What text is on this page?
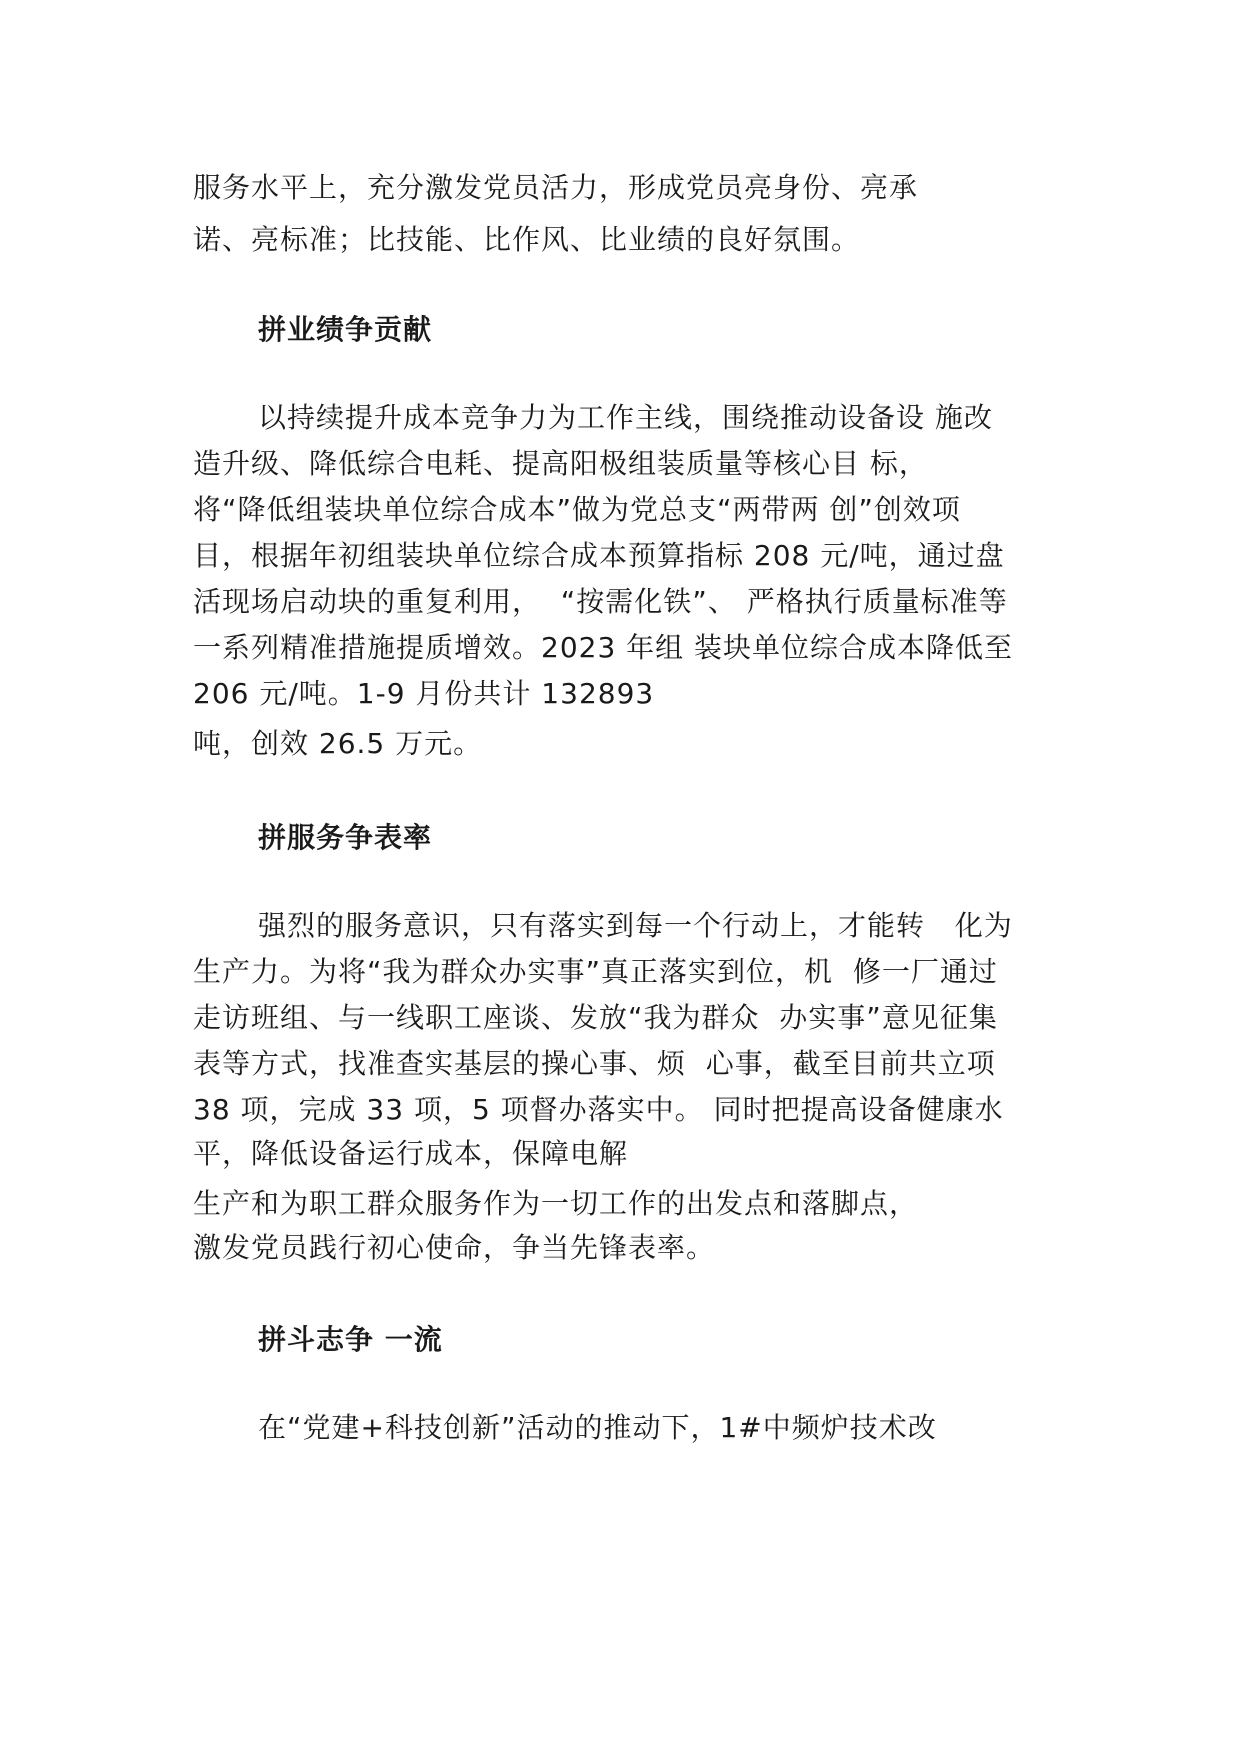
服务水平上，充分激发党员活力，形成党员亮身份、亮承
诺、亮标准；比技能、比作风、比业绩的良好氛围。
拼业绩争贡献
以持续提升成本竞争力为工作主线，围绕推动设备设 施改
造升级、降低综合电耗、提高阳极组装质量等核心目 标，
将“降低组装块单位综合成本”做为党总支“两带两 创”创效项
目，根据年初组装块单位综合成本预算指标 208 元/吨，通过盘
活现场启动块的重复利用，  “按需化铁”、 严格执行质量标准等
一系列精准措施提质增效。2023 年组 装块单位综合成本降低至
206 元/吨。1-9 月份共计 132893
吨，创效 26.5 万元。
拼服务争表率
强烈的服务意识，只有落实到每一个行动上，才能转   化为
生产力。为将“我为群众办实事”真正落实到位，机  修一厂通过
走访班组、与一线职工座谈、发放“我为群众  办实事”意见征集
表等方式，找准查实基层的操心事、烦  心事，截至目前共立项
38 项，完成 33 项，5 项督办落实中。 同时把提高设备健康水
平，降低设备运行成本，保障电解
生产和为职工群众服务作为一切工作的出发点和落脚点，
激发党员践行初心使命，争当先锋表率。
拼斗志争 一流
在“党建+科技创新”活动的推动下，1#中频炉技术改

····················

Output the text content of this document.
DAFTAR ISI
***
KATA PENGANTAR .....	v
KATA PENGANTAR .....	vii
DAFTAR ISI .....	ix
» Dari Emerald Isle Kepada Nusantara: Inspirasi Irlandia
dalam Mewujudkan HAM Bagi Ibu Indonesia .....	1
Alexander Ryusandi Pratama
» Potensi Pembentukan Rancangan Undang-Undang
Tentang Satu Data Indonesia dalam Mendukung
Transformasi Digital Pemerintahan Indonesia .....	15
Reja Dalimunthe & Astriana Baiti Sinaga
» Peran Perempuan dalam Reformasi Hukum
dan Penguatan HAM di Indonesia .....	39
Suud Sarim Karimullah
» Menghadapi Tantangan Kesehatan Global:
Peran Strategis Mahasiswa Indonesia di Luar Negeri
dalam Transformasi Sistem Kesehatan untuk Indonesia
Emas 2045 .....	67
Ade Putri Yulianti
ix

····················

▸ **Stated task**:
Find every line containing the word "Transformasi", then give the total and nothing more.

▸ **Reply**:
2